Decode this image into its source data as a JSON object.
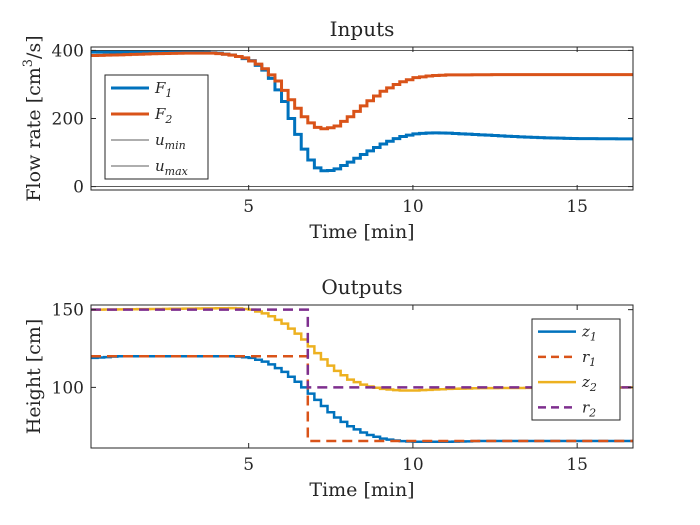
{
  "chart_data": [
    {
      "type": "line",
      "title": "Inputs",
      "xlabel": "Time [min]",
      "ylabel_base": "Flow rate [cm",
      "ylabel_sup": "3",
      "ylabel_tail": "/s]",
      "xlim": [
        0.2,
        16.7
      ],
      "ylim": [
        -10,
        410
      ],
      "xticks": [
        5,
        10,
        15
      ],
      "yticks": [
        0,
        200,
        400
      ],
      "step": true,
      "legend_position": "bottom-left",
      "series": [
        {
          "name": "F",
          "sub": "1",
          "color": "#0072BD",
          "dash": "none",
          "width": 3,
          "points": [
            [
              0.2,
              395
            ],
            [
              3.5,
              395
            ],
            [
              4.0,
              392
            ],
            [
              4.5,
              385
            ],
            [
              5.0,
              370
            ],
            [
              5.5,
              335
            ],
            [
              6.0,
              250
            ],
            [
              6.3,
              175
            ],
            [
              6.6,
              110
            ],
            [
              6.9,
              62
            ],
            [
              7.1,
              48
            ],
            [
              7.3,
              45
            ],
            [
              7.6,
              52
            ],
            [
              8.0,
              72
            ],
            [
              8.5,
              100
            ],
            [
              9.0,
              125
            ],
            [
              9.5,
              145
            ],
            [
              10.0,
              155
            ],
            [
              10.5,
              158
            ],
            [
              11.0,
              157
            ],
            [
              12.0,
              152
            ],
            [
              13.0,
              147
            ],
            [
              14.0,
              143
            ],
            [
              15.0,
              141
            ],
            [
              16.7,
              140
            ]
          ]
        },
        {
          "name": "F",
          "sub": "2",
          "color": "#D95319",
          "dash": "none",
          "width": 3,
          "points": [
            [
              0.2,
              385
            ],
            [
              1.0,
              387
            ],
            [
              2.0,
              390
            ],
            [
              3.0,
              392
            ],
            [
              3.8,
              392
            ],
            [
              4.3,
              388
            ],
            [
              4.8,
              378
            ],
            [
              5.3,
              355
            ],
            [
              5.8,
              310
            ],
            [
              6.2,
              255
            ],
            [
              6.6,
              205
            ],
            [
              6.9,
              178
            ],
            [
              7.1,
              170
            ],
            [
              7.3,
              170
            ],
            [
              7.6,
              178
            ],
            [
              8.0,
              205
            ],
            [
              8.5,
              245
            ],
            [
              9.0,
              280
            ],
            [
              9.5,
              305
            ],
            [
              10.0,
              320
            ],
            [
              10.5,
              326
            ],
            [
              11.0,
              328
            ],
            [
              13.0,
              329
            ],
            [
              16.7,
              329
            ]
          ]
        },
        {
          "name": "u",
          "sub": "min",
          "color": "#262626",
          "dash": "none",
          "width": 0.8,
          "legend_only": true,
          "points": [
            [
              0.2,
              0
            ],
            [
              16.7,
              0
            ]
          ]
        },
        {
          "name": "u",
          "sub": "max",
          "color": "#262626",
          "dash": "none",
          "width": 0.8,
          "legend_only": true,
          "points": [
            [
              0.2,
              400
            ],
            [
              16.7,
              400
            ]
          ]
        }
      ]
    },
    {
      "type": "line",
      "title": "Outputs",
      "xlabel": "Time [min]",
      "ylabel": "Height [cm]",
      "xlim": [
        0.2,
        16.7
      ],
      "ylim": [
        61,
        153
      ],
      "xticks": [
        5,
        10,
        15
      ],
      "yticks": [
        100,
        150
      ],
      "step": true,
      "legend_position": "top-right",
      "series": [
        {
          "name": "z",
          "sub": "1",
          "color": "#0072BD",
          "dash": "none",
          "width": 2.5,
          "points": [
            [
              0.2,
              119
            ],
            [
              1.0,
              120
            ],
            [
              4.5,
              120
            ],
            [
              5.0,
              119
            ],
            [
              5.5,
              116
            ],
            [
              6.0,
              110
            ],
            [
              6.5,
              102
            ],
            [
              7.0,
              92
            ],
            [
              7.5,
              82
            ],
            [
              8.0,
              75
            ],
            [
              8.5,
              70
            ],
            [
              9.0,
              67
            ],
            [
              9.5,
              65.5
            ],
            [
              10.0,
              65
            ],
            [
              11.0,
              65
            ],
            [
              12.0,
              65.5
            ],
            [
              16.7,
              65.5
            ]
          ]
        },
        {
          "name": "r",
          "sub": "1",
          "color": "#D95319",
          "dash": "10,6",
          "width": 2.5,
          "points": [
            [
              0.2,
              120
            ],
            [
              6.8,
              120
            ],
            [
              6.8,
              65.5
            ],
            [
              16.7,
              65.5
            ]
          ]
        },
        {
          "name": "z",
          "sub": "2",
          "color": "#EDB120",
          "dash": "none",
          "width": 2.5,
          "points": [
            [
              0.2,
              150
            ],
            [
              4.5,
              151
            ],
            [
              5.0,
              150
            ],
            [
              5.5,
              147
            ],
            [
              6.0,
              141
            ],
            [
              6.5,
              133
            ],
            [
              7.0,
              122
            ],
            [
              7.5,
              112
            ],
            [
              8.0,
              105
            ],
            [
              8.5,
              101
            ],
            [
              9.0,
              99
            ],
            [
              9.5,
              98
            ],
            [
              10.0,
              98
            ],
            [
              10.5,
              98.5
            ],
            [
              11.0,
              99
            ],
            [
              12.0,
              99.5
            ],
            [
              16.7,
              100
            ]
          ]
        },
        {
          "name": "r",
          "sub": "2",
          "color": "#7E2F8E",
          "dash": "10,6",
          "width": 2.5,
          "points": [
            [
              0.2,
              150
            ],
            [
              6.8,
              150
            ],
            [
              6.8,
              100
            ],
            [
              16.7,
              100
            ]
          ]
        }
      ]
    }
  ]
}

★ ★ ★ ★ ★ ★ ★

- YOUR OBJECTIVE -
Print out every entry above without changing a word, and leave out the pictures.

- EXERCISE RESPONSE -
Decode this image into its source data as a JSON object.
{
  "chart_data": [
    {
      "type": "line",
      "title": "Inputs",
      "xlabel": "Time [min]",
      "ylabel_base": "Flow rate [cm",
      "ylabel_sup": "3",
      "ylabel_tail": "/s]",
      "xlim": [
        0.2,
        16.7
      ],
      "ylim": [
        -10,
        410
      ],
      "xticks": [
        5,
        10,
        15
      ],
      "yticks": [
        0,
        200,
        400
      ],
      "step": true,
      "legend_position": "bottom-left",
      "series": [
        {
          "name": "F",
          "sub": "1",
          "color": "#0072BD",
          "dash": "none",
          "width": 3,
          "points": [
            [
              0.2,
              395
            ],
            [
              3.5,
              395
            ],
            [
              4.0,
              392
            ],
            [
              4.5,
              385
            ],
            [
              5.0,
              370
            ],
            [
              5.5,
              335
            ],
            [
              6.0,
              250
            ],
            [
              6.3,
              175
            ],
            [
              6.6,
              110
            ],
            [
              6.9,
              62
            ],
            [
              7.1,
              48
            ],
            [
              7.3,
              45
            ],
            [
              7.6,
              52
            ],
            [
              8.0,
              72
            ],
            [
              8.5,
              100
            ],
            [
              9.0,
              125
            ],
            [
              9.5,
              145
            ],
            [
              10.0,
              155
            ],
            [
              10.5,
              158
            ],
            [
              11.0,
              157
            ],
            [
              12.0,
              152
            ],
            [
              13.0,
              147
            ],
            [
              14.0,
              143
            ],
            [
              15.0,
              141
            ],
            [
              16.7,
              140
            ]
          ]
        },
        {
          "name": "F",
          "sub": "2",
          "color": "#D95319",
          "dash": "none",
          "width": 3,
          "points": [
            [
              0.2,
              385
            ],
            [
              1.0,
              387
            ],
            [
              2.0,
              390
            ],
            [
              3.0,
              392
            ],
            [
              3.8,
              392
            ],
            [
              4.3,
              388
            ],
            [
              4.8,
              378
            ],
            [
              5.3,
              355
            ],
            [
              5.8,
              310
            ],
            [
              6.2,
              255
            ],
            [
              6.6,
              205
            ],
            [
              6.9,
              178
            ],
            [
              7.1,
              170
            ],
            [
              7.3,
              170
            ],
            [
              7.6,
              178
            ],
            [
              8.0,
              205
            ],
            [
              8.5,
              245
            ],
            [
              9.0,
              280
            ],
            [
              9.5,
              305
            ],
            [
              10.0,
              320
            ],
            [
              10.5,
              326
            ],
            [
              11.0,
              328
            ],
            [
              13.0,
              329
            ],
            [
              16.7,
              329
            ]
          ]
        },
        {
          "name": "u",
          "sub": "min",
          "color": "#262626",
          "dash": "none",
          "width": 0.8,
          "legend_only": true,
          "points": [
            [
              0.2,
              0
            ],
            [
              16.7,
              0
            ]
          ]
        },
        {
          "name": "u",
          "sub": "max",
          "color": "#262626",
          "dash": "none",
          "width": 0.8,
          "legend_only": true,
          "points": [
            [
              0.2,
              400
            ],
            [
              16.7,
              400
            ]
          ]
        }
      ]
    },
    {
      "type": "line",
      "title": "Outputs",
      "xlabel": "Time [min]",
      "ylabel": "Height [cm]",
      "xlim": [
        0.2,
        16.7
      ],
      "ylim": [
        61,
        153
      ],
      "xticks": [
        5,
        10,
        15
      ],
      "yticks": [
        100,
        150
      ],
      "step": true,
      "legend_position": "top-right",
      "series": [
        {
          "name": "z",
          "sub": "1",
          "color": "#0072BD",
          "dash": "none",
          "width": 2.5,
          "points": [
            [
              0.2,
              119
            ],
            [
              1.0,
              120
            ],
            [
              4.5,
              120
            ],
            [
              5.0,
              119
            ],
            [
              5.5,
              116
            ],
            [
              6.0,
              110
            ],
            [
              6.5,
              102
            ],
            [
              7.0,
              92
            ],
            [
              7.5,
              82
            ],
            [
              8.0,
              75
            ],
            [
              8.5,
              70
            ],
            [
              9.0,
              67
            ],
            [
              9.5,
              65.5
            ],
            [
              10.0,
              65
            ],
            [
              11.0,
              65
            ],
            [
              12.0,
              65.5
            ],
            [
              16.7,
              65.5
            ]
          ]
        },
        {
          "name": "r",
          "sub": "1",
          "color": "#D95319",
          "dash": "10,6",
          "width": 2.5,
          "points": [
            [
              0.2,
              120
            ],
            [
              6.8,
              120
            ],
            [
              6.8,
              65.5
            ],
            [
              16.7,
              65.5
            ]
          ]
        },
        {
          "name": "z",
          "sub": "2",
          "color": "#EDB120",
          "dash": "none",
          "width": 2.5,
          "points": [
            [
              0.2,
              150
            ],
            [
              4.5,
              151
            ],
            [
              5.0,
              150
            ],
            [
              5.5,
              147
            ],
            [
              6.0,
              141
            ],
            [
              6.5,
              133
            ],
            [
              7.0,
              122
            ],
            [
              7.5,
              112
            ],
            [
              8.0,
              105
            ],
            [
              8.5,
              101
            ],
            [
              9.0,
              99
            ],
            [
              9.5,
              98
            ],
            [
              10.0,
              98
            ],
            [
              10.5,
              98.5
            ],
            [
              11.0,
              99
            ],
            [
              12.0,
              99.5
            ],
            [
              16.7,
              100
            ]
          ]
        },
        {
          "name": "r",
          "sub": "2",
          "color": "#7E2F8E",
          "dash": "10,6",
          "width": 2.5,
          "points": [
            [
              0.2,
              150
            ],
            [
              6.8,
              150
            ],
            [
              6.8,
              100
            ],
            [
              16.7,
              100
            ]
          ]
        }
      ]
    }
  ]
}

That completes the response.